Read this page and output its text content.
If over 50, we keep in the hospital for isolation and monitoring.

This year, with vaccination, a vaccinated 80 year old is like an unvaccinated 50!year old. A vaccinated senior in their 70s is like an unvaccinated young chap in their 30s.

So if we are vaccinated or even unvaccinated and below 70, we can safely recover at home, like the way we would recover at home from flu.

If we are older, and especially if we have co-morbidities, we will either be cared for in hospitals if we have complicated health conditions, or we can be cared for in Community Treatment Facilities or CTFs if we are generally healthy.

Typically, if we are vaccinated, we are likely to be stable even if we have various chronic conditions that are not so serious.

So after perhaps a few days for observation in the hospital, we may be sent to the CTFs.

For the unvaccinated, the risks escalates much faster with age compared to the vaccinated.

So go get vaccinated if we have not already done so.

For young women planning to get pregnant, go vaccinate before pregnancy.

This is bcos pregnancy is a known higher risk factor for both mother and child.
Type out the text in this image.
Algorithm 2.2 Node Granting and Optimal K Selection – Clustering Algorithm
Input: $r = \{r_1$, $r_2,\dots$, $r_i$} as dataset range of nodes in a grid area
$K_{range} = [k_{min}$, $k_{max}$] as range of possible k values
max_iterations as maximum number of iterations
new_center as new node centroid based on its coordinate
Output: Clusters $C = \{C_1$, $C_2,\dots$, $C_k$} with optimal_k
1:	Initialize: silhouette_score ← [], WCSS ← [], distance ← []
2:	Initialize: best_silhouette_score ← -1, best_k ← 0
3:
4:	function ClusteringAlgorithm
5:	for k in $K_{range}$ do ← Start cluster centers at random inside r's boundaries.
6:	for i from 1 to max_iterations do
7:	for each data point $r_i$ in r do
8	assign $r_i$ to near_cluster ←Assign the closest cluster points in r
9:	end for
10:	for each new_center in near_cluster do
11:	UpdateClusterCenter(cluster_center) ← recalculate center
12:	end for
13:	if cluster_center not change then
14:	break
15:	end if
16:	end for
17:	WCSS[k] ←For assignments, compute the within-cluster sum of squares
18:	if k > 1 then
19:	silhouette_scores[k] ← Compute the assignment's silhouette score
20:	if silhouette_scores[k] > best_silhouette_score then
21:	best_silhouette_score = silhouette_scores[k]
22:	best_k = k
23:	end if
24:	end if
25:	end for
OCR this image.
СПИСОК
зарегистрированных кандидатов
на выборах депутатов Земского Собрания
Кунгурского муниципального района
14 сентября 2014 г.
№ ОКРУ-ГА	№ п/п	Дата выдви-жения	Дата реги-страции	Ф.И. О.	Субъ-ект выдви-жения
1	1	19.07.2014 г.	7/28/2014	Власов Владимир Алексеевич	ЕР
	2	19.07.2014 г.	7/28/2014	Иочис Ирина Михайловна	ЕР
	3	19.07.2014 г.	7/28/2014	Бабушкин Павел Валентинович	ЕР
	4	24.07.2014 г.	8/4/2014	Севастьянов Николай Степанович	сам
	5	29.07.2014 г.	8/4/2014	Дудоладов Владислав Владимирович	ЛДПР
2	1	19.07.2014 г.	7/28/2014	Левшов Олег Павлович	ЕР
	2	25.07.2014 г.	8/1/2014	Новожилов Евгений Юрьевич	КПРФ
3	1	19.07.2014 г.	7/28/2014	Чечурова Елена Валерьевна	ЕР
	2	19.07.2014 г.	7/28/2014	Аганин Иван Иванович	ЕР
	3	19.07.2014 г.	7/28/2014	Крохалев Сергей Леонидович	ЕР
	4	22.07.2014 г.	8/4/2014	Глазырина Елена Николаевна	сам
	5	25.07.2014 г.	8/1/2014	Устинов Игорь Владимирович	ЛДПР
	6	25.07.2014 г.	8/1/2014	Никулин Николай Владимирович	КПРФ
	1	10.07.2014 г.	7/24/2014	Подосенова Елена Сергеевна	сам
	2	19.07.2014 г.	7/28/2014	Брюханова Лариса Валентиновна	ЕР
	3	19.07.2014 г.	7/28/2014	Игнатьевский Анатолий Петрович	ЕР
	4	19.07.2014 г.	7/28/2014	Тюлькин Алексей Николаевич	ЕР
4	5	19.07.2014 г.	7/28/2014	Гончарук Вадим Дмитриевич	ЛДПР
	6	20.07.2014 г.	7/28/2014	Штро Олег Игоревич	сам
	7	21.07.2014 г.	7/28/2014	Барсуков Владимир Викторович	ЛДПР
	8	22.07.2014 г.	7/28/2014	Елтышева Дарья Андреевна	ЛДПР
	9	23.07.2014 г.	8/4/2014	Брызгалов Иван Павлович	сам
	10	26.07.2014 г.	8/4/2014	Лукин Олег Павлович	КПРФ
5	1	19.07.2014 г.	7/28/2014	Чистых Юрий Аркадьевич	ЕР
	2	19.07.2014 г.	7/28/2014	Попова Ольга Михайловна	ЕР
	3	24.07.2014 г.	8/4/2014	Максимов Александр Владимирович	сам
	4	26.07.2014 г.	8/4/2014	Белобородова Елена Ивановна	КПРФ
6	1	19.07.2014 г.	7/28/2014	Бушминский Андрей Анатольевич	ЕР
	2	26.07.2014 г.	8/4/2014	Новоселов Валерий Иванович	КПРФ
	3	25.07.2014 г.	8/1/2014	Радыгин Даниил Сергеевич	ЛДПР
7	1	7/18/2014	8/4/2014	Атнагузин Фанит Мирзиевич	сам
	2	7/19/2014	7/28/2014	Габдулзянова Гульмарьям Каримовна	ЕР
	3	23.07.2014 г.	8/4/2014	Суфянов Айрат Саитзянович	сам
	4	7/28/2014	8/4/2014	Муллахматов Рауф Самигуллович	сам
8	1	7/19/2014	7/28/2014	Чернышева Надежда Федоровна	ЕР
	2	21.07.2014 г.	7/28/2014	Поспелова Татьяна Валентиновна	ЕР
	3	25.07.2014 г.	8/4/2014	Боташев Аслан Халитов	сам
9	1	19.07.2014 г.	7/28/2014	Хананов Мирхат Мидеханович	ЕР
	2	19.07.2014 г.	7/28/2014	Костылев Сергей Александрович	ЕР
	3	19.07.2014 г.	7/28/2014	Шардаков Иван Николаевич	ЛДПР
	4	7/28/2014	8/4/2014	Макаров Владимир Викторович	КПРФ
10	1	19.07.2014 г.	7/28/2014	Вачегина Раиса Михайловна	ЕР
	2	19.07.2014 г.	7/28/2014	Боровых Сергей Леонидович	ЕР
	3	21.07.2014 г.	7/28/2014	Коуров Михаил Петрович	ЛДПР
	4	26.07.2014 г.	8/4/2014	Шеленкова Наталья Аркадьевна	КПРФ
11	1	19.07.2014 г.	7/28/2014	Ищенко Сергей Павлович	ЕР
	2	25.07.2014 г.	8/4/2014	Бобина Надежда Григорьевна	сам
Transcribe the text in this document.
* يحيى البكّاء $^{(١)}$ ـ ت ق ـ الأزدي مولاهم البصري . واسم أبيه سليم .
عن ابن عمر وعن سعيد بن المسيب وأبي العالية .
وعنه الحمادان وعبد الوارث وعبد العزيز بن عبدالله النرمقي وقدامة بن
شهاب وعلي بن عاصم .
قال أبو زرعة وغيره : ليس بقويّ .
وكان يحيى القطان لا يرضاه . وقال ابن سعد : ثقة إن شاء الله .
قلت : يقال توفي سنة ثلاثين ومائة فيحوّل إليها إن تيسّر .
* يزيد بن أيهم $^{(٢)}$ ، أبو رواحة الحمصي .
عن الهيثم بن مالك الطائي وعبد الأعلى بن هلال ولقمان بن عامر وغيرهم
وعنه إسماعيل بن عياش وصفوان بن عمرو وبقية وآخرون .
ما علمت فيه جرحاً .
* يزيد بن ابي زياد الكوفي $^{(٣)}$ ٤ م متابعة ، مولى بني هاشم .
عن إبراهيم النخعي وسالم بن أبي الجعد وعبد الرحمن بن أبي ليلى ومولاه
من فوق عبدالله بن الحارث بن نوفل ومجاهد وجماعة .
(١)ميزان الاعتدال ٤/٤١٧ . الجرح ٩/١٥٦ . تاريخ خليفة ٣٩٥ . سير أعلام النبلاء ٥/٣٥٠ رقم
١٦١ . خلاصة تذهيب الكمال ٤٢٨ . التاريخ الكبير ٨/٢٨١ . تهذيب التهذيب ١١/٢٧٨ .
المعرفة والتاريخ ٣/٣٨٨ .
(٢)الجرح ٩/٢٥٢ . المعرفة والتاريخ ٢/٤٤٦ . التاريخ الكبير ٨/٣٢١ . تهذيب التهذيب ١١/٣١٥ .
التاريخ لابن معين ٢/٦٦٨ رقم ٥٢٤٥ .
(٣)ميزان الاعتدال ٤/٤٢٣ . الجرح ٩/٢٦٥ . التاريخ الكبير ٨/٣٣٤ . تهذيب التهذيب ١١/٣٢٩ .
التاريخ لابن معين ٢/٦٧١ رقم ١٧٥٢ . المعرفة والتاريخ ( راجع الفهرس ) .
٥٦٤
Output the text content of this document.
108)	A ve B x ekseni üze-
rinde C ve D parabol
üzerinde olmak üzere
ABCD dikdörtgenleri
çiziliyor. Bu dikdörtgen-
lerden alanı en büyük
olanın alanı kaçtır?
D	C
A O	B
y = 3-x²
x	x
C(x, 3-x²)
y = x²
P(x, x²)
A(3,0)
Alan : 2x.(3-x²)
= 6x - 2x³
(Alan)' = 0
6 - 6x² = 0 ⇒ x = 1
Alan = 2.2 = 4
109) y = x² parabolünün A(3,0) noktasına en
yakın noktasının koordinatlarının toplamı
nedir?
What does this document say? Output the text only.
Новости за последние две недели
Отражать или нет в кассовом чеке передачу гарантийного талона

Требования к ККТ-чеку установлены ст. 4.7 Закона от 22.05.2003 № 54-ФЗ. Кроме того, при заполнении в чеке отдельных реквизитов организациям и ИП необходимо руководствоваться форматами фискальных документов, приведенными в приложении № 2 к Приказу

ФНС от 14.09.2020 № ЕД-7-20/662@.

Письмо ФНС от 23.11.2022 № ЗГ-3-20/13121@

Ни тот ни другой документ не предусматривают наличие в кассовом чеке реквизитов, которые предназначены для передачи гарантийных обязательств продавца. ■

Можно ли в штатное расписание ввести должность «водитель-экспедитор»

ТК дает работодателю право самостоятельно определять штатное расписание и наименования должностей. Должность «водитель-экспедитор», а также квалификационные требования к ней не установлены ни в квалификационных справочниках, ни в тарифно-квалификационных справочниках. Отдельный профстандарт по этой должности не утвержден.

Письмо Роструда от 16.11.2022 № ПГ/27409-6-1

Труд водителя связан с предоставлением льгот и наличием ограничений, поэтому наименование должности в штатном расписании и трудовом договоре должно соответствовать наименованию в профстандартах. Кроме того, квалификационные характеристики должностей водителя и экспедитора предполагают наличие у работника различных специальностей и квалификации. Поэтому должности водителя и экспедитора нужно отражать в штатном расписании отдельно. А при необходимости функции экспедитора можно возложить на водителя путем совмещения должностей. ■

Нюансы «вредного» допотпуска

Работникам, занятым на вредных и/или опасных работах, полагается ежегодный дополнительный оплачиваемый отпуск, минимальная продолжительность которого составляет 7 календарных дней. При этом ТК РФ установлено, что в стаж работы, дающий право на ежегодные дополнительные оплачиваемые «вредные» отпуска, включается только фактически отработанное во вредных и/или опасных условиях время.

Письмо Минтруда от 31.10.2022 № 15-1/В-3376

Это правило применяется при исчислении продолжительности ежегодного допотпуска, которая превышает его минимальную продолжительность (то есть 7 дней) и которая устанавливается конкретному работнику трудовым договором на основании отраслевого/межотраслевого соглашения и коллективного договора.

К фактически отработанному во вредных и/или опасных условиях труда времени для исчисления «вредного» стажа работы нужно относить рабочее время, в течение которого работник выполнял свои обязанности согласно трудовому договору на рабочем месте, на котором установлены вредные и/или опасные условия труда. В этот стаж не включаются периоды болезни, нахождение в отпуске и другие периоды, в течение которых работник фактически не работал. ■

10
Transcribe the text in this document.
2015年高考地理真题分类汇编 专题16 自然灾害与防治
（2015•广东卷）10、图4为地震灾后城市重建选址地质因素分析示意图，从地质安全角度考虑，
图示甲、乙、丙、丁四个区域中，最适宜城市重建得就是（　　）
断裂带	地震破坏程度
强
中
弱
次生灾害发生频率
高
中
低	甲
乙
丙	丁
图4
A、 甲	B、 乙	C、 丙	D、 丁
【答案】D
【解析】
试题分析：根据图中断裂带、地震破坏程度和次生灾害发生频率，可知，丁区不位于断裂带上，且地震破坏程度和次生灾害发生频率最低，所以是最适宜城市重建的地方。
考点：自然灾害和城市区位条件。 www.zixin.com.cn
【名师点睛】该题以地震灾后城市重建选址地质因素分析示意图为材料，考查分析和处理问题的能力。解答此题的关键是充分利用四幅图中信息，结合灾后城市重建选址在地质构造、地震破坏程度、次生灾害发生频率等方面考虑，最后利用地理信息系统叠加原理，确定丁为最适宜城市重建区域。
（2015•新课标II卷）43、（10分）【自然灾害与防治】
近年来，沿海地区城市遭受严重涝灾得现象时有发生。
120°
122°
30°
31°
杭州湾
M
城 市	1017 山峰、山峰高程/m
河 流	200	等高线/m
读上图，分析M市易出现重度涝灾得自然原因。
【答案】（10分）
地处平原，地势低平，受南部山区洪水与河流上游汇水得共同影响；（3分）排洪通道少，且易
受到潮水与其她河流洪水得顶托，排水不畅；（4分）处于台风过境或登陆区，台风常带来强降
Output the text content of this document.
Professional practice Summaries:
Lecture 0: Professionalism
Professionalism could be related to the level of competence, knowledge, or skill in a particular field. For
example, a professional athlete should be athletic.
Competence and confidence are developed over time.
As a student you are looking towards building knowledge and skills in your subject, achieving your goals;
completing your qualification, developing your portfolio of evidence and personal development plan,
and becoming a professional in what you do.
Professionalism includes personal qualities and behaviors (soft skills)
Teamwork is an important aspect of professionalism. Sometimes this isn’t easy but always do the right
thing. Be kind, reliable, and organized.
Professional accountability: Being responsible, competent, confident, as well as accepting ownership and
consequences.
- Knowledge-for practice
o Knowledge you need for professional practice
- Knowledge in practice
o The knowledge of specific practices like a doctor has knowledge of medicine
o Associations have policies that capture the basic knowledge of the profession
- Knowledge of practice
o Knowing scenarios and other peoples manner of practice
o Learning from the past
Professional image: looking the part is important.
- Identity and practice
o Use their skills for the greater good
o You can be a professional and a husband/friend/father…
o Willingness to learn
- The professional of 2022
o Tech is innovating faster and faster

——

- **THE PROBLEM**
List the lines that contain the word "personal".

- **TASK RESULT**
completing your qualification, developing your portfolio of evidence and personal development plan,
Professionalism includes personal qualities and behaviors (soft skills)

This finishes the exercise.